> **OBJECTIVE**
In the data below, find every line that has the string "transactions", and copy it.

> **SUPPLIED RECORDS**

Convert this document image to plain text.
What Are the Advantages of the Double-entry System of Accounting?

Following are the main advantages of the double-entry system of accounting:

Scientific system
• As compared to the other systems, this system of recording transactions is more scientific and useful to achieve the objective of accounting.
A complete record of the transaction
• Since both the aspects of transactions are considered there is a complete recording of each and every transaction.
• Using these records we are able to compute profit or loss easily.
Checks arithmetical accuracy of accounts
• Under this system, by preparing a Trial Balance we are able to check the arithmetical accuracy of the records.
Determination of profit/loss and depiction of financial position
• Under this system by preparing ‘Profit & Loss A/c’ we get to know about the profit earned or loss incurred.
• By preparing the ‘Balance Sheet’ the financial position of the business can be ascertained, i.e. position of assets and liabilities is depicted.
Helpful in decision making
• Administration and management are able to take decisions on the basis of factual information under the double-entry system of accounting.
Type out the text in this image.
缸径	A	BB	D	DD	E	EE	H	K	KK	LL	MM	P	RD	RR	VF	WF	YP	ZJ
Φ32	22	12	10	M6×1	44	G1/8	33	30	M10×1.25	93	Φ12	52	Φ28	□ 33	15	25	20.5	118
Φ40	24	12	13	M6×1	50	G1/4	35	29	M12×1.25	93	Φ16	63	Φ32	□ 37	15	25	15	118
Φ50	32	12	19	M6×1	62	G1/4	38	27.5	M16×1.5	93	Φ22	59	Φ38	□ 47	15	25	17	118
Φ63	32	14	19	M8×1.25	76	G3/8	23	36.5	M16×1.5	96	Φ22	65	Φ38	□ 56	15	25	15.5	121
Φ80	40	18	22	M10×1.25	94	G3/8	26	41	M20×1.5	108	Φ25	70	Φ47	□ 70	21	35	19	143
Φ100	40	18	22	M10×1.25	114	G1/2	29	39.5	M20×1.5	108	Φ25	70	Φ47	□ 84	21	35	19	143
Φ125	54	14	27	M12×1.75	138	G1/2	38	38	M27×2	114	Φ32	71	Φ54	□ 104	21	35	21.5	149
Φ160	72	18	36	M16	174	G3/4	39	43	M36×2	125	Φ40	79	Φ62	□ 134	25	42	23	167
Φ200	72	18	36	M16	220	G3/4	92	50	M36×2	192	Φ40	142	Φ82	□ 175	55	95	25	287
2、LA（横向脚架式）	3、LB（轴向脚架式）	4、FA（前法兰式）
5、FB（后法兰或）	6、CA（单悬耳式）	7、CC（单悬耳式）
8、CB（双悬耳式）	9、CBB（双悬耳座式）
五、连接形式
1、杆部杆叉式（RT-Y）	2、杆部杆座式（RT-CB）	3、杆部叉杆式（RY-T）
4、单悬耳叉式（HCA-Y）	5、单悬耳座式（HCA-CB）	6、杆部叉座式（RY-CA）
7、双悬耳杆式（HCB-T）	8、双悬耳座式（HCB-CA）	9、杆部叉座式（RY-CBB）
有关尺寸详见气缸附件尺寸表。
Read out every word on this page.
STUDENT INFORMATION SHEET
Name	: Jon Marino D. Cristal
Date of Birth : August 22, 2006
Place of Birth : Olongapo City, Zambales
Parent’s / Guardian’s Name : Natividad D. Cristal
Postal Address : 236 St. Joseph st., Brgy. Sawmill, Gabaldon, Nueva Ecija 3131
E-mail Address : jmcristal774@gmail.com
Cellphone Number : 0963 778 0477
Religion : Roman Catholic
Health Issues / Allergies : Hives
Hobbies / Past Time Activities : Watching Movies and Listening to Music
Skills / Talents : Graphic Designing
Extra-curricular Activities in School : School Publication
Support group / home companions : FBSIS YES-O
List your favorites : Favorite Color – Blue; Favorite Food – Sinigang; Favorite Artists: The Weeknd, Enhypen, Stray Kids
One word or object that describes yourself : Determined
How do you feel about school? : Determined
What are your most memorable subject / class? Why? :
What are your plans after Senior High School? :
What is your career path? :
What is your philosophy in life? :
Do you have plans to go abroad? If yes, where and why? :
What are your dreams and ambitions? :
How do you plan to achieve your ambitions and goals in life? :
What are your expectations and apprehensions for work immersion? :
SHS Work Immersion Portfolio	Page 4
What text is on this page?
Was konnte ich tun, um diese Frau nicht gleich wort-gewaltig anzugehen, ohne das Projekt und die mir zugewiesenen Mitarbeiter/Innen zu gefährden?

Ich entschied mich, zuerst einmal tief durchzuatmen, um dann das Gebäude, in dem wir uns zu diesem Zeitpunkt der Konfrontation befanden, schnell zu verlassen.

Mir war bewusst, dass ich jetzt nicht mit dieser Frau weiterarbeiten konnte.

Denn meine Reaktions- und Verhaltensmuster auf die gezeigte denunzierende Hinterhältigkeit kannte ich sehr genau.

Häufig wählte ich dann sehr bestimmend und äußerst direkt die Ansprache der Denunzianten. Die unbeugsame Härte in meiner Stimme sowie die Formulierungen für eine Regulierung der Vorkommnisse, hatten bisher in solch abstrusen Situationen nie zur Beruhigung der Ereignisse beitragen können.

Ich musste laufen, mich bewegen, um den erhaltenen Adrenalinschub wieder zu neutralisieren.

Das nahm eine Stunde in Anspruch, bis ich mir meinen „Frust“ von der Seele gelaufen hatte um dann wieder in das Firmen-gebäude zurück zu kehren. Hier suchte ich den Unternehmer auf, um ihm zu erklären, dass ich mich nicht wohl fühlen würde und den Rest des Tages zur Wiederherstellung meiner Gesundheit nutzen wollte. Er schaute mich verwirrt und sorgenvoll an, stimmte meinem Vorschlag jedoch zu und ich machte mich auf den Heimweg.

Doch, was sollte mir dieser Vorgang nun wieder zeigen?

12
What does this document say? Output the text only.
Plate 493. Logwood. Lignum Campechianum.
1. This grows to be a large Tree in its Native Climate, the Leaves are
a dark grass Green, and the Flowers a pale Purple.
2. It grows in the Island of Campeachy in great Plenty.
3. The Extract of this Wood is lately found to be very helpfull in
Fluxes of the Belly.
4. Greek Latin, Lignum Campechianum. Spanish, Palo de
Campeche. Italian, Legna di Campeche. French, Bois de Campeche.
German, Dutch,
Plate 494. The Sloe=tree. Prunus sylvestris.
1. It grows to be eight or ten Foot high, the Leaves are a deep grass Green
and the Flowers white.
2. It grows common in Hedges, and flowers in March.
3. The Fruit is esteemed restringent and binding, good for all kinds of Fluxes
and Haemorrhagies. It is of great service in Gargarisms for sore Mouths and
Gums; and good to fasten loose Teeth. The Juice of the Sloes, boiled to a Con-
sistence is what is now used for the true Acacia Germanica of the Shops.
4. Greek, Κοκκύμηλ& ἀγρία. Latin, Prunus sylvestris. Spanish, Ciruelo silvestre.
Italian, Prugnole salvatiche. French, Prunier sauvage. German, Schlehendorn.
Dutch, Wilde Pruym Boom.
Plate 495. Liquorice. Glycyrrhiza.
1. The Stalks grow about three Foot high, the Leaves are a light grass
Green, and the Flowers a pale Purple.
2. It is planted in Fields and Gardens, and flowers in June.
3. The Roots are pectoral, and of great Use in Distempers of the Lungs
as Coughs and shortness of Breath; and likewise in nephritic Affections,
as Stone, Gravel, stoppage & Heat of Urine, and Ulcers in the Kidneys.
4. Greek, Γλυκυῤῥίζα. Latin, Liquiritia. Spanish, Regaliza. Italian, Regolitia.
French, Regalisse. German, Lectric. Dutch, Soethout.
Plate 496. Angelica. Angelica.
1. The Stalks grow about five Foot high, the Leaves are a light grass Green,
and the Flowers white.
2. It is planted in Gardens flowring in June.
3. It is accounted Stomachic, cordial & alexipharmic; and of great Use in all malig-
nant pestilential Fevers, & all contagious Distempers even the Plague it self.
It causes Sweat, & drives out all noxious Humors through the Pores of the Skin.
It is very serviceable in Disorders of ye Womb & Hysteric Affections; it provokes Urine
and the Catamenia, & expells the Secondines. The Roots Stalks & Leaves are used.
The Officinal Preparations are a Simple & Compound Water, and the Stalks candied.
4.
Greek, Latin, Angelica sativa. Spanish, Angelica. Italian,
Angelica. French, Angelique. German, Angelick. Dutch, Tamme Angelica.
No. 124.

> **ANSWER TO THE TASK**
• As compared to the other systems, this system of recording transactions is more scientific and useful to achieve the objective of accounting.
• Since both the aspects of transactions are considered there is a complete recording of each and every transaction.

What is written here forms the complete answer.